**Task brief**
Copy each line with the word "Dividend" in it.

[Stored items]
---*---

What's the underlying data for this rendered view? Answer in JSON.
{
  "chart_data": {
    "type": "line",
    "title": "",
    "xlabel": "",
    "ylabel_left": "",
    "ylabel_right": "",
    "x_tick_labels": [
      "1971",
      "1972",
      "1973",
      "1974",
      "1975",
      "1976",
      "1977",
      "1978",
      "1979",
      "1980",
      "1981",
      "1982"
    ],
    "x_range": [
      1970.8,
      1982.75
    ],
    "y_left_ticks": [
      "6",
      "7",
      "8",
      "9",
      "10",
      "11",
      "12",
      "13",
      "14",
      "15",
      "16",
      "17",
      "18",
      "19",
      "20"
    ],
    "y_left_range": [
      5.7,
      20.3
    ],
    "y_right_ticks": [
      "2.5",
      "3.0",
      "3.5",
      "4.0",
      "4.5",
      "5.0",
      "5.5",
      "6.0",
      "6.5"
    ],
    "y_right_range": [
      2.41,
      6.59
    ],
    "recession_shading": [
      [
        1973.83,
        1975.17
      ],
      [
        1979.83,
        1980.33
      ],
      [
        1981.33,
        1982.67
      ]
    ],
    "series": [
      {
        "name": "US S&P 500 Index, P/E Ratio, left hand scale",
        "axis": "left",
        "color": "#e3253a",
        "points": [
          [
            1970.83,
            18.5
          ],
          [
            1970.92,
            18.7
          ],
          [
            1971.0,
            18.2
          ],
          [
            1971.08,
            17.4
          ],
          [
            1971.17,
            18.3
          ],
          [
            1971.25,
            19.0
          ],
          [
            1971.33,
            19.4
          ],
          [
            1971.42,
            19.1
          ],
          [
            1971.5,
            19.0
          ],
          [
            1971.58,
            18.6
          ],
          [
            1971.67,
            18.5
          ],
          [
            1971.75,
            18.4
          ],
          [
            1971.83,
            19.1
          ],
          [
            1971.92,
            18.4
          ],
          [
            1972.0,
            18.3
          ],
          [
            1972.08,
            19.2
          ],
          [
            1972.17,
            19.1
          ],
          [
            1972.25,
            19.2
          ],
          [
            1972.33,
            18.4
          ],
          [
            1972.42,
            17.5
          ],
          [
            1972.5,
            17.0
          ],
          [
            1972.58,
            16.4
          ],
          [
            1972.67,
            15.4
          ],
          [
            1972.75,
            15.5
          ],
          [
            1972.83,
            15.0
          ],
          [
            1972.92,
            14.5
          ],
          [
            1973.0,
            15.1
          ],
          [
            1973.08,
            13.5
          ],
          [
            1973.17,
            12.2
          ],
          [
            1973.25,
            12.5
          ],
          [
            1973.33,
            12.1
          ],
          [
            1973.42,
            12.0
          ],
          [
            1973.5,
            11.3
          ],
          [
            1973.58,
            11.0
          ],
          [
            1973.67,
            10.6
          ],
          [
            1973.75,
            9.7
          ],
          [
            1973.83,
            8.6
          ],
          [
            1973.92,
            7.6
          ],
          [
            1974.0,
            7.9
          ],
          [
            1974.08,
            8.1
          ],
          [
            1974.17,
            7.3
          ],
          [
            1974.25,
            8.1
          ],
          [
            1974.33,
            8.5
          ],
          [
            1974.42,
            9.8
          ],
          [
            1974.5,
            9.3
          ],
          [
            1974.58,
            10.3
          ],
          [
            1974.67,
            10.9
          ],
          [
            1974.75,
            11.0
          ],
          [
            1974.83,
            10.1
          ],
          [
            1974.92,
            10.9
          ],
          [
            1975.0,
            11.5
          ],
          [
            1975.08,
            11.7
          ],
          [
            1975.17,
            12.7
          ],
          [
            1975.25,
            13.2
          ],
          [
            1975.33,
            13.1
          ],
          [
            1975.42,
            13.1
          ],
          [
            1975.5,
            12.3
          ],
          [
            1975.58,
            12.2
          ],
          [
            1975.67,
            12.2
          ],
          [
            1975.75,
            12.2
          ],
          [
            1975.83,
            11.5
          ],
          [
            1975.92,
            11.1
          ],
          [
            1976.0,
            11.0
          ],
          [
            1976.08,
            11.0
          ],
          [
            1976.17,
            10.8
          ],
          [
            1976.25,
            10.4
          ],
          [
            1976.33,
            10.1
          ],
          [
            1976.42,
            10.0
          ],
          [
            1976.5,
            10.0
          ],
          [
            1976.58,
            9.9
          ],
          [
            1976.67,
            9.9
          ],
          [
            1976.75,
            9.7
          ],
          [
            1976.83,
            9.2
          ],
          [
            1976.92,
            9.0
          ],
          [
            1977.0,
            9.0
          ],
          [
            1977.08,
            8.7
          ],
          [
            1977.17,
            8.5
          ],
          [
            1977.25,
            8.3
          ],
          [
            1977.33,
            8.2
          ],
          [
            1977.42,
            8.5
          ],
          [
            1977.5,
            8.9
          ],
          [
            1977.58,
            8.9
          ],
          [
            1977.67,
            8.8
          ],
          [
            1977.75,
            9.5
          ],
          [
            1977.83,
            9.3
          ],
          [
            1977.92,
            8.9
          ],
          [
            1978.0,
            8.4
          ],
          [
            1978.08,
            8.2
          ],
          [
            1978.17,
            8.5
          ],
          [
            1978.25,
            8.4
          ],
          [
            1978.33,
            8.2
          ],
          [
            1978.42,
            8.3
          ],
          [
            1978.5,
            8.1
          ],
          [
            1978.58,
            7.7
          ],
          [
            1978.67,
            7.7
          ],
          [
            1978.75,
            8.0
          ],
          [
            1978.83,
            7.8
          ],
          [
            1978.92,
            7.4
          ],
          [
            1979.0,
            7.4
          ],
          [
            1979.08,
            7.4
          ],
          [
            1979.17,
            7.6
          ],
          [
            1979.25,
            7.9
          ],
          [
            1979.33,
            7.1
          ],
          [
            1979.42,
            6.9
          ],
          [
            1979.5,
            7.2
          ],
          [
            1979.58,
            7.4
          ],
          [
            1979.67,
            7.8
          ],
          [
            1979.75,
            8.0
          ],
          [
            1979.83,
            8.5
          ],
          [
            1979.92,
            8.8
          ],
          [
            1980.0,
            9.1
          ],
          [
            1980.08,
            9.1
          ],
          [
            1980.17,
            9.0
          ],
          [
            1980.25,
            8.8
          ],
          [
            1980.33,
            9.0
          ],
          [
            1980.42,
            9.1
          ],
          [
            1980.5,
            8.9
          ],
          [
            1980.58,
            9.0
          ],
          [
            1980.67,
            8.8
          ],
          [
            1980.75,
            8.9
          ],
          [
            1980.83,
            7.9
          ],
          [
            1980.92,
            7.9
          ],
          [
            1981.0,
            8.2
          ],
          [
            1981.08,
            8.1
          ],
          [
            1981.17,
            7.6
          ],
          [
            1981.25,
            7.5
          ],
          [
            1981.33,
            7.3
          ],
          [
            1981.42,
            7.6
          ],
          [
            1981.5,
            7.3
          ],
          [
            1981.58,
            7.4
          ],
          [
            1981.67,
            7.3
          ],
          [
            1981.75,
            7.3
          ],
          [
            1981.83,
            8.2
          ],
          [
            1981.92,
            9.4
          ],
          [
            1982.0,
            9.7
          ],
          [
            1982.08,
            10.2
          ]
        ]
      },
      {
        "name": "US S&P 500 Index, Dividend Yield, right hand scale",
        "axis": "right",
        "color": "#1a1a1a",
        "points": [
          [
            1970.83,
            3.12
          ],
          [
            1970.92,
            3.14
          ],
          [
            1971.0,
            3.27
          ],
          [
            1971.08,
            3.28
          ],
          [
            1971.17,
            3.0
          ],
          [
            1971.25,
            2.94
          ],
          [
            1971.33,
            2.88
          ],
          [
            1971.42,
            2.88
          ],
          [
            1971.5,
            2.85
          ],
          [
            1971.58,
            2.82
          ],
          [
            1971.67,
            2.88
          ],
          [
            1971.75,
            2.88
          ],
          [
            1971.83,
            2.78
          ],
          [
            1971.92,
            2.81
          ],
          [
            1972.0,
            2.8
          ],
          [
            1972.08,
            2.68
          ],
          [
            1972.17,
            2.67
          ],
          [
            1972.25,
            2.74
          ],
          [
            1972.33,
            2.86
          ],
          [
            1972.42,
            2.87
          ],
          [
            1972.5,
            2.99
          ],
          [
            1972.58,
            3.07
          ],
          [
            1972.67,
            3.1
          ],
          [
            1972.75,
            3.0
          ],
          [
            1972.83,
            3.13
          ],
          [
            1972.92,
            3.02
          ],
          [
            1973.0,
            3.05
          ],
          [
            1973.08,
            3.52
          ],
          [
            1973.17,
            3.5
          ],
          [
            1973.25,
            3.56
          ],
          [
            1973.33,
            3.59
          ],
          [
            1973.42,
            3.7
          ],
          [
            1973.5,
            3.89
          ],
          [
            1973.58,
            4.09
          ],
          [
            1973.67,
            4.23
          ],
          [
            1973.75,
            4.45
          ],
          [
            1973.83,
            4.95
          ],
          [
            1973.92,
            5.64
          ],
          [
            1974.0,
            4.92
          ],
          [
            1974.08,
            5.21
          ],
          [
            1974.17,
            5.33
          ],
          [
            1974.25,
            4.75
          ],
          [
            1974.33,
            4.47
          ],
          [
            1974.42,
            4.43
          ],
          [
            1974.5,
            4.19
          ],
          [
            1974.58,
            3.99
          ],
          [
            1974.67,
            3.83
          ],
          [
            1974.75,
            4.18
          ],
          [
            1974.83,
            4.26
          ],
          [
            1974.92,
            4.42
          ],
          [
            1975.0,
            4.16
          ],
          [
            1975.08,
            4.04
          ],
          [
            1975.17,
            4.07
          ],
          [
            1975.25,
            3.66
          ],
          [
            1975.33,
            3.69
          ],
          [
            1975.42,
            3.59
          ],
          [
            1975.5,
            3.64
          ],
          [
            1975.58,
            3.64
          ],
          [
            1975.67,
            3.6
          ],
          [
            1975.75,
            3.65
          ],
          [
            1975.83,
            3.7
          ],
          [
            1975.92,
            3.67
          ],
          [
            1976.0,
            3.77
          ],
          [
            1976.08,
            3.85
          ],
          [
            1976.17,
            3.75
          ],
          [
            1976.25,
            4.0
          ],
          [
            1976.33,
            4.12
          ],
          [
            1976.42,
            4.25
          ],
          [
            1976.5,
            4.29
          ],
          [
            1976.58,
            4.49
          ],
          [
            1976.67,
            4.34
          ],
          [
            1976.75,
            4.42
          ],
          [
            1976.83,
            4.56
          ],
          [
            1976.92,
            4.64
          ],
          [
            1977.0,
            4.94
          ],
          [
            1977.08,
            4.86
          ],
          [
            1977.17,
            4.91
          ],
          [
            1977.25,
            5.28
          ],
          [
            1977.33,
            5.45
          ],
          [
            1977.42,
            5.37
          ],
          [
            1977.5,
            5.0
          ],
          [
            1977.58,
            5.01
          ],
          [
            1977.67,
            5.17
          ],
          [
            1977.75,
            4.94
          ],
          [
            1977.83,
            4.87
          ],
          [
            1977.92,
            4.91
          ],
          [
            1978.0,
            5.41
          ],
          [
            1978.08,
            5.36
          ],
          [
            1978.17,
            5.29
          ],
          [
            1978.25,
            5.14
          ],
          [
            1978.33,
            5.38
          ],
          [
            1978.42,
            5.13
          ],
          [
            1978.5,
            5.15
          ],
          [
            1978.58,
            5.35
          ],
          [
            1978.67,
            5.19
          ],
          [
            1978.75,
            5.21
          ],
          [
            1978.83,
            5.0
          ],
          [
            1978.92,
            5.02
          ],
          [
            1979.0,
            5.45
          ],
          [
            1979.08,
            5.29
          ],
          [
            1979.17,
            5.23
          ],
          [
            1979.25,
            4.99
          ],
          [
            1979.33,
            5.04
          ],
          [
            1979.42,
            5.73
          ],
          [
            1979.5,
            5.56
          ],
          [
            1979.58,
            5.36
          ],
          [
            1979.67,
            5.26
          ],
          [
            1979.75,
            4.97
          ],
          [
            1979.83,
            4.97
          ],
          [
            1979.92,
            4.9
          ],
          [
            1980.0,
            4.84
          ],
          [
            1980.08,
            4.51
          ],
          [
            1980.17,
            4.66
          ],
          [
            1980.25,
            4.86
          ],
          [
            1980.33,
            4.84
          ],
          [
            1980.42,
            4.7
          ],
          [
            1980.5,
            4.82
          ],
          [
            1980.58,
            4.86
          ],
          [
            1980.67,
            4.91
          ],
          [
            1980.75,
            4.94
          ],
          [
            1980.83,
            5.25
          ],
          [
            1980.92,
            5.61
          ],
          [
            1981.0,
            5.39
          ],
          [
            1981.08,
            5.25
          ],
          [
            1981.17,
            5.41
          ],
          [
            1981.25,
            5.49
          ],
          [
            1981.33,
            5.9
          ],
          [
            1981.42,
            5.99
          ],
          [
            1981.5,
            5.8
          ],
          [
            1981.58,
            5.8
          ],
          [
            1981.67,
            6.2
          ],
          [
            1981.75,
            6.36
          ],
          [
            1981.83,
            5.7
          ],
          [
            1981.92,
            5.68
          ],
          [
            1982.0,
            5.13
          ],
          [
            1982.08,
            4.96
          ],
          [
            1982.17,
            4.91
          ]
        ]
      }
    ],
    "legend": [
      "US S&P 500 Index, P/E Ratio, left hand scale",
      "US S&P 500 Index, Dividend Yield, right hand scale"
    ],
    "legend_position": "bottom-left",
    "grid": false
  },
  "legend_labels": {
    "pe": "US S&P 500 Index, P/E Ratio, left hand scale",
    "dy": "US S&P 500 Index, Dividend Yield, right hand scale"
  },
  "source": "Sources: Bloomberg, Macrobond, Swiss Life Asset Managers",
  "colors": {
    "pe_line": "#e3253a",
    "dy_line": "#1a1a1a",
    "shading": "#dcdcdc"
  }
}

---*---

**The answer**
        "name": "US S&P 500 Index, Dividend Yield, right hand scale",
      "US S&P 500 Index, Dividend Yield, right hand scale"
    "dy": "US S&P 500 Index, Dividend Yield, right hand scale"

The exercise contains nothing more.